STATED GOAL:
Type out every line below exactly as it reads.

DATASET ROWS:
——————————

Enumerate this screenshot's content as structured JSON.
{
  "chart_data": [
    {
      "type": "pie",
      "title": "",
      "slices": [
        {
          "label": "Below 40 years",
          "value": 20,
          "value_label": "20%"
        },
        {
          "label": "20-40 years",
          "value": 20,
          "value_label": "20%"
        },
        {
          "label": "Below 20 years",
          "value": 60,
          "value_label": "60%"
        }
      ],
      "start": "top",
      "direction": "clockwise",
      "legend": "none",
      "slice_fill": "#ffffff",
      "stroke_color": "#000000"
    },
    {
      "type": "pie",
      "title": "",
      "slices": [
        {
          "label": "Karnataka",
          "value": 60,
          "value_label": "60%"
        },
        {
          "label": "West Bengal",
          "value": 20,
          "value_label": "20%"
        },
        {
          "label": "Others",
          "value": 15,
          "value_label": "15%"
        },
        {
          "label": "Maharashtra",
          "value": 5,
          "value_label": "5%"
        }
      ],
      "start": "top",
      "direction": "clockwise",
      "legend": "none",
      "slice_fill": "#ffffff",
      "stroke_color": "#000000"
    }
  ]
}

——————————

ANSWER FOR THIS EXERCISE:
Enumerate this screenshot's content as structured JSON.
{
  "chart_data": [
    {
      "type": "pie",
      "title": "",
      "slices": [
        {
          "label": "Below 40 years",
          "value": 20,
          "value_label": "20%"
        },
        {
          "label": "20-40 years",
          "value": 20,
          "value_label": "20%"
        },
        {
          "label": "Below 20 years",
          "value": 60,
          "value_label": "60%"
        }
      ],
      "start": "top",
      "direction": "clockwise",
      "legend": "none",
      "slice_fill": "#ffffff",
      "stroke_color": "#000000"
    },
    {
      "type": "pie",
      "title": "",
      "slices": [
        {
          "label": "Karnataka",
          "value": 60,
          "value_label": "60%"
        },
        {
          "label": "West Bengal",
          "value": 20,
          "value_label": "20%"
        },
        {
          "label": "Others",
          "value": 15,
          "value_label": "15%"
        },
        {
          "label": "Maharashtra",
          "value": 5,
          "value_label": "5%"
        }
      ],
      "start": "top",
      "direction": "clockwise",
      "legend": "none",
      "slice_fill": "#ffffff",
      "stroke_color": "#000000"
    }
  ]
}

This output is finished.